» **TO DO**:
Write out every line of the material exactly as it appears.
##### MATERIAL PROVIDED #####
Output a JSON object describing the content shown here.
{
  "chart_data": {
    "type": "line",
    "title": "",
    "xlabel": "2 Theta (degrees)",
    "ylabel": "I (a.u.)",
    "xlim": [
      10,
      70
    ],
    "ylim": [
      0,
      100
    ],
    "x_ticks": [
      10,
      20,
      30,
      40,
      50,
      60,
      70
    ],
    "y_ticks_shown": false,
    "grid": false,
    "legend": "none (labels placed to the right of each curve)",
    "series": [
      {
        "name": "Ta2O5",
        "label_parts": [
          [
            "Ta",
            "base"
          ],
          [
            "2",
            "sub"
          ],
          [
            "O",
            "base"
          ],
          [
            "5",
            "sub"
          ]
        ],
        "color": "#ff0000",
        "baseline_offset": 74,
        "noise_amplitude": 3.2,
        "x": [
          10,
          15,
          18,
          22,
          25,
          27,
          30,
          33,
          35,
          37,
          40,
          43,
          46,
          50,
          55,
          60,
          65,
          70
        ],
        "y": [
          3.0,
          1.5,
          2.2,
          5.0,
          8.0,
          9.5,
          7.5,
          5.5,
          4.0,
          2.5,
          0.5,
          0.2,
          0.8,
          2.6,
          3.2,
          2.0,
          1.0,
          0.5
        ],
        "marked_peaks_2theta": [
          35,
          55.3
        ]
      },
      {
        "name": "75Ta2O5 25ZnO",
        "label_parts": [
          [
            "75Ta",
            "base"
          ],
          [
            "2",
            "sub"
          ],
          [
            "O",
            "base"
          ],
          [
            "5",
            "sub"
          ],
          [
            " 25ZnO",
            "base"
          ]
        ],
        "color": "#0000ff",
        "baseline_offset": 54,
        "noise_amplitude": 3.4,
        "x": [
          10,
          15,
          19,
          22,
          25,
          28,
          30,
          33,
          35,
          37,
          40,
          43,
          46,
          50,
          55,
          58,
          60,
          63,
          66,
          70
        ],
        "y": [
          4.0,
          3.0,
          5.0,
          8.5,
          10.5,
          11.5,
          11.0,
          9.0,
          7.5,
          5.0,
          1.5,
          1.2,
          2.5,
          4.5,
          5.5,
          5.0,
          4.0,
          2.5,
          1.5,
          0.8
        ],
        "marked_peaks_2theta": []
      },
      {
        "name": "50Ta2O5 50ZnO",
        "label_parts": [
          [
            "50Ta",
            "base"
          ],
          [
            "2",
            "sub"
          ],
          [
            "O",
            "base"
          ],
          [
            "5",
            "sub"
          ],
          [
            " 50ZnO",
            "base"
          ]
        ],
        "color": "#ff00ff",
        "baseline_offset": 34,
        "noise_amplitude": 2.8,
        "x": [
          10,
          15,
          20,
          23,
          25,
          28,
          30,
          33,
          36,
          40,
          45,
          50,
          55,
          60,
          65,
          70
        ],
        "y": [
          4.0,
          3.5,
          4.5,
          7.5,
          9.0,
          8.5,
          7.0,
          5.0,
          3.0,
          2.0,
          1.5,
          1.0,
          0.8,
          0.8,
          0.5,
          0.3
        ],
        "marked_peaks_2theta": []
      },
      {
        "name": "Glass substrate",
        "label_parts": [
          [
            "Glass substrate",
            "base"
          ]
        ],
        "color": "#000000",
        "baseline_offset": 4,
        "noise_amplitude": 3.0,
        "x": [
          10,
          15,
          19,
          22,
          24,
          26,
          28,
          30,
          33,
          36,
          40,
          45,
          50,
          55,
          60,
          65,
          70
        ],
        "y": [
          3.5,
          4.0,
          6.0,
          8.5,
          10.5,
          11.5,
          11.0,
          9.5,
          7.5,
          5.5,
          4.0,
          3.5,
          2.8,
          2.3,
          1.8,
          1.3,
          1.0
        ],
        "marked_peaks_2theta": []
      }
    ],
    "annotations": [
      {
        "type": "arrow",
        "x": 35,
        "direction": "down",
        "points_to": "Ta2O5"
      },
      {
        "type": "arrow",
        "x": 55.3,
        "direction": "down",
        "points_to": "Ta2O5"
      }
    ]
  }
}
#####
» **COMPLETE ANSWER**:
Output a JSON object describing the content shown here.
{
  "chart_data": {
    "type": "line",
    "title": "",
    "xlabel": "2 Theta (degrees)",
    "ylabel": "I (a.u.)",
    "xlim": [
      10,
      70
    ],
    "ylim": [
      0,
      100
    ],
    "x_ticks": [
      10,
      20,
      30,
      40,
      50,
      60,
      70
    ],
    "y_ticks_shown": false,
    "grid": false,
    "legend": "none (labels placed to the right of each curve)",
    "series": [
      {
        "name": "Ta2O5",
        "label_parts": [
          [
            "Ta",
            "base"
          ],
          [
            "2",
            "sub"
          ],
          [
            "O",
            "base"
          ],
          [
            "5",
            "sub"
          ]
        ],
        "color": "#ff0000",
        "baseline_offset": 74,
        "noise_amplitude": 3.2,
        "x": [
          10,
          15,
          18,
          22,
          25,
          27,
          30,
          33,
          35,
          37,
          40,
          43,
          46,
          50,
          55,
          60,
          65,
          70
        ],
        "y": [
          3.0,
          1.5,
          2.2,
          5.0,
          8.0,
          9.5,
          7.5,
          5.5,
          4.0,
          2.5,
          0.5,
          0.2,
          0.8,
          2.6,
          3.2,
          2.0,
          1.0,
          0.5
        ],
        "marked_peaks_2theta": [
          35,
          55.3
        ]
      },
      {
        "name": "75Ta2O5 25ZnO",
        "label_parts": [
          [
            "75Ta",
            "base"
          ],
          [
            "2",
            "sub"
          ],
          [
            "O",
            "base"
          ],
          [
            "5",
            "sub"
          ],
          [
            " 25ZnO",
            "base"
          ]
        ],
        "color": "#0000ff",
        "baseline_offset": 54,
        "noise_amplitude": 3.4,
        "x": [
          10,
          15,
          19,
          22,
          25,
          28,
          30,
          33,
          35,
          37,
          40,
          43,
          46,
          50,
          55,
          58,
          60,
          63,
          66,
          70
        ],
        "y": [
          4.0,
          3.0,
          5.0,
          8.5,
          10.5,
          11.5,
          11.0,
          9.0,
          7.5,
          5.0,
          1.5,
          1.2,
          2.5,
          4.5,
          5.5,
          5.0,
          4.0,
          2.5,
          1.5,
          0.8
        ],
        "marked_peaks_2theta": []
      },
      {
        "name": "50Ta2O5 50ZnO",
        "label_parts": [
          [
            "50Ta",
            "base"
          ],
          [
            "2",
            "sub"
          ],
          [
            "O",
            "base"
          ],
          [
            "5",
            "sub"
          ],
          [
            " 50ZnO",
            "base"
          ]
        ],
        "color": "#ff00ff",
        "baseline_offset": 34,
        "noise_amplitude": 2.8,
        "x": [
          10,
          15,
          20,
          23,
          25,
          28,
          30,
          33,
          36,
          40,
          45,
          50,
          55,
          60,
          65,
          70
        ],
        "y": [
          4.0,
          3.5,
          4.5,
          7.5,
          9.0,
          8.5,
          7.0,
          5.0,
          3.0,
          2.0,
          1.5,
          1.0,
          0.8,
          0.8,
          0.5,
          0.3
        ],
        "marked_peaks_2theta": []
      },
      {
        "name": "Glass substrate",
        "label_parts": [
          [
            "Glass substrate",
            "base"
          ]
        ],
        "color": "#000000",
        "baseline_offset": 4,
        "noise_amplitude": 3.0,
        "x": [
          10,
          15,
          19,
          22,
          24,
          26,
          28,
          30,
          33,
          36,
          40,
          45,
          50,
          55,
          60,
          65,
          70
        ],
        "y": [
          3.5,
          4.0,
          6.0,
          8.5,
          10.5,
          11.5,
          11.0,
          9.5,
          7.5,
          5.5,
          4.0,
          3.5,
          2.8,
          2.3,
          1.8,
          1.3,
          1.0
        ],
        "marked_peaks_2theta": []
      }
    ],
    "annotations": [
      {
        "type": "arrow",
        "x": 35,
        "direction": "down",
        "points_to": "Ta2O5"
      },
      {
        "type": "arrow",
        "x": 55.3,
        "direction": "down",
        "points_to": "Ta2O5"
      }
    ]
  }
}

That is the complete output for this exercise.